Problem to solve: State how many lines of the listing below include the word "swsc". Give only the number.

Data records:
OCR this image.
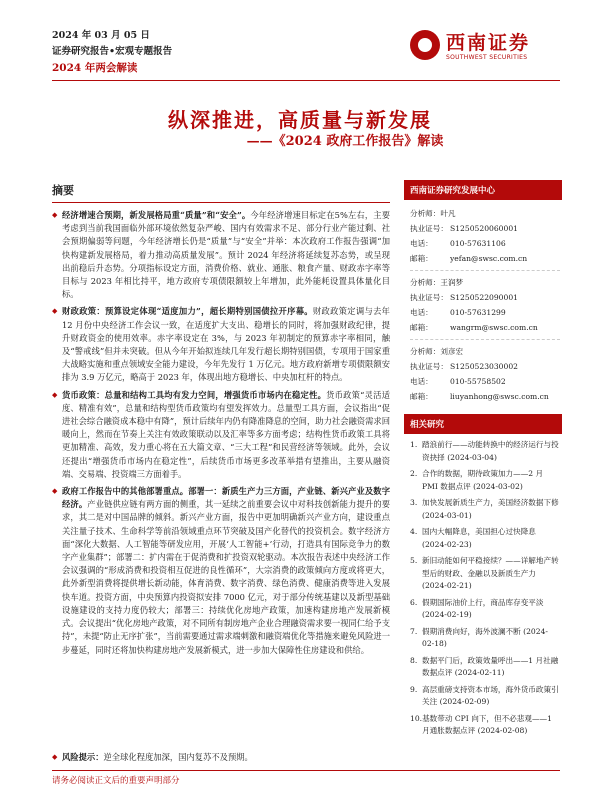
2024 年 03 月 05 日
证券研究报告•宏观专题报告
2024 年两会解读
西南证券
SOUTHWEST SECURITIES
纵深推进，高质量与新发展
——《2024 政府工作报告》解读
摘要
◆ 经济增速合预期，新发展格局重“质量”和“安全”。今年经济增速目标定在5%左右，主要考虑到当前我国面临外部环境依然复杂严峻、国内有效需求不足、部分行业产能过剩、社会预期偏弱等问题，今年经济增长仍是“质量”与“安全”并举：本次政府工作报告强调“加快构建新发展格局，着力推动高质量发展”。预计 2024 年经济将延续复苏态势，或呈现出前稳后升态势。分项指标设定方面，消费价格、就业、通胀、粮食产量、财政赤字率等目标与 2023 年相比持平，地方政府专项债限额较上年增加，此外能耗设置具体量化目标。
◆ 财政政策：预算设定体现“适度加力”，超长期特别国债拉开序幕。财政政策定调与去年 12 月份中央经济工作会议一致，在适度扩大支出、稳增长的同时，将加强财政纪律，提升财政资金的使用效率。赤字率设定在 3%，与 2023 年初制定的预算赤字率相同，触及“警戒线”但并未突破。但从今年开始拟连续几年发行超长期特别国债，专项用于国家重大战略实施和重点领域安全能力建设，今年先发行 1 万亿元。地方政府新增专项债限额安排为 3.9 万亿元，略高于 2023 年，体现出地方稳增长、中央加杠杆的特点。
◆ 货币政策：总量和结构工具均有发力空间，增强货币市场内在稳定性。货币政策“灵活适度、精准有效”，总量和结构型货币政策均有望发挥效力。总量型工具方面，会议指出“促进社会综合融资成本稳中有降”，预计后续年内仍有降准降息的空间，助力社会融资需求回暖向上，然而在节奏上关注有效政策联动以及汇率等多方面考虑；结构性货币政策工具将更加精准、高效，发力重心将在五大篇文章、“三大工程”和民营经济等领域。此外，会议还提出“增强货币市场内在稳定性”，后续货币市场更多改革举措有望推出，主要从融资端、交易端、投资端三方面着手。
◆ 政府工作报告中的其他部署重点。部署一：新质生产力三方面，产业链、新兴产业及数字经济。产业链供应链有两方面的侧重，其一延续之前重要会议中对科技创新能力提升的要求，其二是对中国品牌的倾斜。新兴产业方面，报告中更加明确新兴产业方向，建设重点关注量子技术、生命科学等前沿领域重点环节突破及国产化替代的投资机会。数字经济方面“深化大数据、人工智能等研发应用，开展‘人工智能+’行动，打造具有国际竞争力的数字产业集群”；部署二：扩内需在于促消费和扩投资双轮驱动。本次报告表述中央经济工作会议强调的“形成消费和投资相互促进的良性循环”，大宗消费的政策倾向方度或将更大，此外新型消费将提供增长新动能，体育消费、数字消费、绿色消费、健康消费等进入发展快车道。投资方面，中央预算内投资拟安排 7000 亿元，对于部分传统基建以及新型基础设施建设的支持力度仍较大；部署三：持续优化房地产政策，加速构建房地产发展新模式。会议提出“优化房地产政策，对不同所有制房地产企业合理融资需求要一视同仁给予支持”，未提“防止无序扩张”，当前需要通过需求端刺激和融资端优化等措施来避免风险进一步蔓延，同时还将加快构建房地产发展新模式，进一步加大保障性住房建设和供给。
◆ 风险提示：逆全球化程度加深，国内复苏不及预期。
西南证券研究发展中心
分析师：叶凡
执业证号： S1250520060001
电话：	010-57631106
邮箱：	yefan@swsc.com.cn
分析师：王润梦
执业证号： S1250522090001
电话：	010-57631299
邮箱：	wangrm@swsc.com.cn
分析师：刘彦宏
执业证号： S1250523030002
电话：	010-55758502
邮箱：	liuyanhong@swsc.com.cn
相关研究
1. 踏浪前行——动能转换中的经济运行与投资抉择 (2024-03-04)
2. 合作的数据，期待政策加力——2 月 PMI 数据点评 (2024-03-02)
3. 加快发展新质生产力，美国经济数据下修 (2024-03-01)
4. 国内大幅降息，美国担心过快降息 (2024-02-23)
5. 新旧动能如何平稳接续？——详解地产转型后的财政、金融以及新质生产力 (2024-02-21)
6. 假期国际油价上行，商品库存变平淡 (2024-02-19)
7. 假期消费向好，海外波澜不断 (2024-02-18)
8. 数据平门后，政策效量呼出——1 月社融数据点评 (2024-02-11)
9. 高层重磅支持资本市场，海外货币政策引关注 (2024-02-09)
10. 基数带动 CPI 向下，但不必悲观——1 月通胀数据点评 (2024-02-08)
请务必阅读正文后的重要声明部分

Answer for this exercise: 3